■ **Tarefa escrita 1**: Copie sem nenhuma alteração as linhas dos registros, desde o início deles até a linha que contém "table-row[interactable]: MNTL563750: [24, 232, 404, 267]", incluindo essa linha.

■ **Trecho do documento**:

▶

Victor Leguy

por Caroline Carrion

Tempo de leitura estimado: 3 minutos

Em tempos de interferência russa nas eleições norte-americanas e de fake news, tem se tornado cada vez mais evidente um processo que até há pouco era mais sutil: a história não é algo estático, mas sim um campo de batalha em que se luta pela hegemonia narrativa. A obra de Victor Leguy (1979) dá voz não aos perdedores, mas sim àqueles destituídos de voz, ao mesmo tempo em que expõe, através de um trabalho de pesquisa e interferência em arquivos não-oficiais, o caráter de construto – e, portanto, de ficção – das narrativas históricas tradicionalmente aceitas, simultaneamente desvelando os aparatos de poder que as sustentam.

◀

■ **Informações fornecidas**:
▶

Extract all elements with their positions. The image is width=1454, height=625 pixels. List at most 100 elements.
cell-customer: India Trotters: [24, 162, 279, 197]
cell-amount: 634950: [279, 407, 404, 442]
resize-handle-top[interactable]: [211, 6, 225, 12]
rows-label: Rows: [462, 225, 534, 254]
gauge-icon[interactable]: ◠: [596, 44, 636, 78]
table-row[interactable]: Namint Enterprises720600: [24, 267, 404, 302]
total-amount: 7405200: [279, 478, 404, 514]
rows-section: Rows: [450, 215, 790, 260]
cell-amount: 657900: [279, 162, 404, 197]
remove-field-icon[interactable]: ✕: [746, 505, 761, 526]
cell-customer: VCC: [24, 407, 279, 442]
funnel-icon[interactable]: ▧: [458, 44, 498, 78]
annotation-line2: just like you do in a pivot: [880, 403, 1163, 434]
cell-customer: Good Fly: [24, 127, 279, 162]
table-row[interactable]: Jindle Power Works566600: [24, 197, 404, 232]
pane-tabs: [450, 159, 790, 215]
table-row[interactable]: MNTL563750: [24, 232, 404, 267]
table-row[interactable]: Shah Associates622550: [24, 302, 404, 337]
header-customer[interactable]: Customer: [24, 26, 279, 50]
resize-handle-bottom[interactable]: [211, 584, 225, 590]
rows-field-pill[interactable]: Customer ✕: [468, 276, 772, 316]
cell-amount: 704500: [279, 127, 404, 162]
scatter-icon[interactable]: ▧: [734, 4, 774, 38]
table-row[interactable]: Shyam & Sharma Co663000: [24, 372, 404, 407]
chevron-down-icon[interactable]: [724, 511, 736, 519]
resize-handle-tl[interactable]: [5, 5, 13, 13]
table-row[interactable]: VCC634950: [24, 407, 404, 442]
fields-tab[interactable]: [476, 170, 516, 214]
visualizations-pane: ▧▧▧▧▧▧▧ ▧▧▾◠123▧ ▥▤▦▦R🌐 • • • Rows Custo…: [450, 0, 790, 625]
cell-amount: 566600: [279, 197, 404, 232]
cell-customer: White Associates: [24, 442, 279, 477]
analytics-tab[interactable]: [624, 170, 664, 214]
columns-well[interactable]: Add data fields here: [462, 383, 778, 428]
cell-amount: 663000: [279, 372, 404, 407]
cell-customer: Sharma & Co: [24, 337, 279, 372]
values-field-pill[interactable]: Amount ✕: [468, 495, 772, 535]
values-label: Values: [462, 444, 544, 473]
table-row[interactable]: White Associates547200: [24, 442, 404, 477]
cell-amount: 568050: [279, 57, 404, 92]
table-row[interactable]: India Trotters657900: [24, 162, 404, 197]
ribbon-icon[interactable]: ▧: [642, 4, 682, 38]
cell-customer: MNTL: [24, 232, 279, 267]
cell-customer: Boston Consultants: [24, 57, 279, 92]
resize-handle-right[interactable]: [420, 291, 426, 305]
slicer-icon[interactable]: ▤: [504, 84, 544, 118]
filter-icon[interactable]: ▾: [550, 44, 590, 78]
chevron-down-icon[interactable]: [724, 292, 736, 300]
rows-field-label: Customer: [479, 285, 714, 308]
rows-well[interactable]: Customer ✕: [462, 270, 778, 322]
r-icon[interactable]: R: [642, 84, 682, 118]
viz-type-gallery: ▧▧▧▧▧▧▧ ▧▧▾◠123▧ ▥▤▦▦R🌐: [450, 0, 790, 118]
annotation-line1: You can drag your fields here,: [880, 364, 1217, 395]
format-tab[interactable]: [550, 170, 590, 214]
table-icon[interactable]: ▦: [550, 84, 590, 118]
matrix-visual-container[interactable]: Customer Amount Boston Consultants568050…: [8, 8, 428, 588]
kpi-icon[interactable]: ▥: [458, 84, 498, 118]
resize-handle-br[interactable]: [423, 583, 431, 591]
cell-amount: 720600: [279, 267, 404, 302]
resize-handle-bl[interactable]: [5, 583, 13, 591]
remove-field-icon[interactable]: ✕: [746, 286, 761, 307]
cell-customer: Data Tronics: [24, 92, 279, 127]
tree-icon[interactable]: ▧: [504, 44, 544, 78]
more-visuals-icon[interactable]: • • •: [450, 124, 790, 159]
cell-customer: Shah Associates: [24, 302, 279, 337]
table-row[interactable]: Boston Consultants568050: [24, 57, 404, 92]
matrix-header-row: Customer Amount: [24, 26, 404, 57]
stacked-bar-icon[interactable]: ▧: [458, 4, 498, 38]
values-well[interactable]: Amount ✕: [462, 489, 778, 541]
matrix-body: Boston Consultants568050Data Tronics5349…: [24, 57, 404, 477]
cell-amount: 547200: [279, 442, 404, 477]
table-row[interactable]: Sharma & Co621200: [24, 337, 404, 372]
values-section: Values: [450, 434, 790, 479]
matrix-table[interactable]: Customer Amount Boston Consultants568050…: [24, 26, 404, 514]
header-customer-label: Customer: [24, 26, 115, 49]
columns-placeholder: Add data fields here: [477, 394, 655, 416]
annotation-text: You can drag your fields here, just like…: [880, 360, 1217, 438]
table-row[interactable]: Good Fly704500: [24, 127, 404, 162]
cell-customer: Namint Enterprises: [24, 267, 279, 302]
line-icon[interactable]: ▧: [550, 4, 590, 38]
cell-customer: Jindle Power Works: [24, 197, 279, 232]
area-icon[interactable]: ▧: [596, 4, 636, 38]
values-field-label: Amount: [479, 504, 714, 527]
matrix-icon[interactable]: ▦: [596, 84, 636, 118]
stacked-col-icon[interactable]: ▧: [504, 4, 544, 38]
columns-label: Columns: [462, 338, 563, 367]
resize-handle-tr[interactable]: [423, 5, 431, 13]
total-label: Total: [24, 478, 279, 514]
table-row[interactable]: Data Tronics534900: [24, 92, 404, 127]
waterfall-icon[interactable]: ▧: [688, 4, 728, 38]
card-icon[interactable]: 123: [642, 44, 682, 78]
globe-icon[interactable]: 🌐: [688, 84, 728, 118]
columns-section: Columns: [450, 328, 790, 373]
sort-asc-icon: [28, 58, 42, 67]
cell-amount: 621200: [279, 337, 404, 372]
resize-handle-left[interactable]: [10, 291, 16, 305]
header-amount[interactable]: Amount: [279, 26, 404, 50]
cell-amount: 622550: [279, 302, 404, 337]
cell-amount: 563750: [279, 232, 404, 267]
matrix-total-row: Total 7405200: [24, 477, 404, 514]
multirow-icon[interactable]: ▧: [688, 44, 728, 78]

◀

■ **Tarefa escrita 2**: No texto sobre Victor Leguy, a quem a obra do artista dá voz?

■ **Solução escrita 1**:
Extract all elements with their positions. The image is width=1454, height=625 pixels. List at most 100 elements.
cell-customer: India Trotters: [24, 162, 279, 197]
cell-amount: 634950: [279, 407, 404, 442]
resize-handle-top[interactable]: [211, 6, 225, 12]
rows-label: Rows: [462, 225, 534, 254]
gauge-icon[interactable]: ◠: [596, 44, 636, 78]
table-row[interactable]: Namint Enterprises720600: [24, 267, 404, 302]
total-amount: 7405200: [279, 478, 404, 514]
rows-section: Rows: [450, 215, 790, 260]
cell-amount: 657900: [279, 162, 404, 197]
remove-field-icon[interactable]: ✕: [746, 505, 761, 526]
cell-customer: VCC: [24, 407, 279, 442]
funnel-icon[interactable]: ▧: [458, 44, 498, 78]
annotation-line2: just like you do in a pivot: [880, 403, 1163, 434]
cell-customer: Good Fly: [24, 127, 279, 162]
table-row[interactable]: Jindle Power Works566600: [24, 197, 404, 232]
pane-tabs: [450, 159, 790, 215]
table-row[interactable]: MNTL563750: [24, 232, 404, 267]

■ **Solução escrita 2**: Àqueles destituídos de voz, e não aos perdedores.